- **Text to read**
Here are some highlights from the Standard Library:

* [File and Directory Access](https://docs.python.org/2/library/filesys.html)
* [Functions creating iterators for efficient looping](https://docs.python.org/2/library/itertools.html)
* [Python object serialization](https://docs.python.org/2/library/pickle.html) and the [faster version](https://docs.python.org/2/library/pickle.html#module-cPickle)
* [Logging facility for Python](https://docs.python.org/2/library/logging.html)
* [A Python 2 to Python 3 converter](https://docs.python.org/2/library/2to3.html)
* [An interfaces for communicating by internet protocols](https://docs.python.org/2/library/internet.html)

## Cloud computing

* [PythonAnywhere](https://www.pythonanywhere.com/) is a service for developing and hosting online Python applications. Potentially could be used for hosting a complex online study or performing web scraping.
* [Amazon Elastic compute cloud](http://aws.amazon.com/ec2/) can be accessed with [StarCluster](http://star.mit.edu/cluster/) and [Boto](http://docs.pythonboto.org/) and used to show [jupyter notebooks](https://notebookcloud.appspot.com/docs).
* The [Google Compute engine](https://developers.google.com/compute/) is written with Python in mind for processor intensive tasks.
* The [Google App Engine](https://developers.google.com/appengine/) can be used to host Python applications. A good example is a [live SymPy terminal](http://live.sympy.org/) or the more fancy SymPy equivalent to [Wolfram Alpha](http://www.wolframalpha.com): [SymPy Gamma](http://www.sympygamma.com).
* [Multyvac](http://www.multyvac.com/) is an open source system for run computationally and/or data intensive workloads. They have Python libraries for submitting jobs directly from Python to their service or your own server.

- **Set exercise**
Say whether each statement agrees with the Python resource list: (a) PythonAnywhere is a service for developing and hosting online Python applications; (b) Multyvac is a closed-source system; (c) the Google Compute engine is written with Python in mind for memory-intensive tasks. For each, answer yes or no and quote the deciding words of the Python resource list.

- **Records**
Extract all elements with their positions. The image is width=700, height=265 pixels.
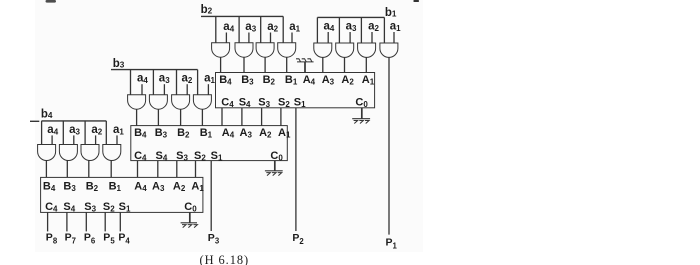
wire a2b4 to U3.B2 xyxy=(88,160,90,177)
AND gate G1b (a3·b1) xyxy=(336,43,354,57)
wire b3 bus drop to gate G3a input xyxy=(130,70,132,95)
wire U3.S2 to output P5 xyxy=(104,212,106,231)
wire a1 input stub to gate G1d xyxy=(393,32,395,43)
wire a4 input stub to gate G3a xyxy=(141,84,143,95)
wire b3 bus drop to gate G3b input xyxy=(152,70,154,95)
svg-text:b4: b4 xyxy=(41,109,53,121)
wire a4b4 to U3.B4 xyxy=(45,160,47,177)
wire a2 input stub to gate G3c xyxy=(186,84,188,95)
wire a1b4 to U3.B1 xyxy=(110,160,112,177)
svg-text:b2: b2 xyxy=(201,4,213,16)
wire a3b3 to U2.B3 xyxy=(157,109,159,125)
ground (logic 0) tied to U3.C0 xyxy=(189,212,191,222)
wire a3 input stub to gate G4b xyxy=(73,135,75,144)
AND gate G1c (a2·b1) xyxy=(358,43,376,57)
wire U1.C4 to U2.A4 xyxy=(221,108,223,126)
ground (logic 0) tied to U1.C0 xyxy=(361,108,363,119)
wire a1 input stub to gate G2d xyxy=(291,33,293,43)
wire a2b1 to U1.A1 xyxy=(365,57,367,72)
wire b4 bus drop to gate G4a input xyxy=(41,121,43,145)
svg-text:b3: b3 xyxy=(113,58,125,70)
wire a3b2 to U1.B3 xyxy=(243,57,245,72)
wire b2 bus drop to gate G2a input xyxy=(215,16,217,42)
wire b1 bus drop to gate G1a input xyxy=(316,17,318,43)
4-bit adder U1 body xyxy=(216,73,375,108)
wire a3b4 to U3.B3 xyxy=(66,160,68,177)
wire b2 bus drop to gate G2c input xyxy=(260,16,262,42)
scan region tint xyxy=(35,0,423,252)
wire U1.S3 to U2.A2 xyxy=(261,108,263,126)
wire b2 bus drop to gate G2d input xyxy=(282,16,284,42)
AND gate G1a (a4·b1) xyxy=(314,43,332,57)
wire a1 input stub to gate G4d xyxy=(116,135,118,144)
wire U2.S2 to U3.A1 xyxy=(195,161,197,178)
wire a4 input stub to gate G2a xyxy=(225,33,227,43)
wire a4 input stub to gate G1a xyxy=(327,32,329,43)
wire a2 input stub to gate G2c xyxy=(270,33,272,43)
wire U3.S3 to output P6 xyxy=(85,212,87,231)
AND gate G3c (a2·b3) xyxy=(172,95,190,109)
wire b4 bus drop to gate G4d input xyxy=(105,121,107,145)
AND gate G3a (a4·b3) xyxy=(128,95,146,109)
wire b1 bus drop to gate G1c input xyxy=(360,17,362,43)
wire U2.S3 to U3.A2 xyxy=(176,161,178,178)
wire b4 bus xyxy=(42,120,107,122)
wire a3b1 to U1.A2 xyxy=(344,57,346,72)
4-bit adder U2 body xyxy=(131,126,287,161)
wire U1.S4 to U2.A3 xyxy=(241,108,243,126)
wire b4 bus drop to gate G4c input xyxy=(84,121,86,145)
wire a1 input stub to gate G3d xyxy=(207,84,209,95)
AND gate G2a (a4·b2) xyxy=(212,43,230,57)
AND gate G2b (a3·b2) xyxy=(235,43,253,57)
wire a4 input stub to gate G4a xyxy=(51,135,53,144)
AND gate G4c (a2·b4) xyxy=(81,145,99,161)
wire b4 bus drop to gate G4b input xyxy=(62,121,64,145)
wire U2.S1 to output P3 xyxy=(210,161,212,231)
wire a3 input stub to gate G2b xyxy=(248,33,250,43)
svg-text:b1: b1 xyxy=(385,7,397,19)
wire b3 bus drop to gate G3c input xyxy=(176,70,178,95)
wire a1b3 to U2.B1 xyxy=(201,109,203,125)
wire a2b3 to U2.B2 xyxy=(180,109,182,125)
wire U3.S4 to output P7 xyxy=(66,212,68,231)
wire b2 bus drop to gate G2b input xyxy=(238,16,240,42)
wire a1b2 to U1.B1 xyxy=(286,57,288,72)
wire b3 bus drop to gate G3d input xyxy=(197,70,199,95)
wire b1 bus drop to gate G1d input xyxy=(383,17,385,43)
wire a3 input stub to gate G1b xyxy=(349,32,351,43)
wire U3.S1 to output P4 xyxy=(119,212,121,231)
wire b3 bus xyxy=(111,69,198,71)
AND gate G3d (a1·b3) xyxy=(193,95,211,109)
wire b4 bus left segment xyxy=(30,120,39,122)
wire a4b1 to U1.A3 xyxy=(322,57,324,72)
AND gate G4b (a3·b4) xyxy=(59,145,77,161)
wire U2.S4 to U3.A3 xyxy=(157,161,159,178)
wire U1.S2 to U2.A1 xyxy=(280,108,282,126)
wire b1 bus xyxy=(317,16,384,18)
wire a2b2 to U1.B2 xyxy=(264,57,266,72)
ground (logic 0) tied to U1.A4 xyxy=(304,62,306,73)
wire b2 bus xyxy=(201,15,283,17)
4-bit adder U3 body xyxy=(41,177,203,212)
AND gate G1d (a1·b1) xyxy=(380,43,398,57)
wire b1 bus drop to gate G1b input xyxy=(338,17,340,43)
scan artifact smudge top-left xyxy=(46,0,57,3)
AND gate G4d (a1·b4) xyxy=(103,145,121,161)
svg-text:(H 6.18): (H 6.18) xyxy=(200,253,250,265)
ground (logic 0) tied to U2.C0 xyxy=(274,161,276,171)
wire a2 input stub to gate G1c xyxy=(371,32,373,43)
wire a4b2 to U1.B4 xyxy=(220,57,222,72)
wire a4b3 to U2.B4 xyxy=(136,109,138,125)
wire a2 input stub to gate G4c xyxy=(95,135,97,144)
AND gate G3b (a3·b3) xyxy=(149,95,167,109)
wire a3 input stub to gate G3b xyxy=(163,84,165,95)
wire a1b1 to output P1 xyxy=(388,57,390,234)
AND gate G2c (a2·b2) xyxy=(256,43,274,57)
AND gate G2d (a1·b2) xyxy=(278,43,296,57)
scan artifact smudge top-right xyxy=(413,0,419,2)
wire U1.S1 to output P2 xyxy=(295,108,297,231)
wire U2.C4 to U3.A4 xyxy=(137,161,139,178)
AND gate G4a (a4·b4) xyxy=(38,145,56,161)
wire U3.C4 to output P8 xyxy=(47,212,49,231)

- **Response to the exercise**
(a) Yes: "is a service for developing and hosting online Python applications"
(b) No: "is an open source system"
(c) No: "is written with Python in mind for processor intensive tasks"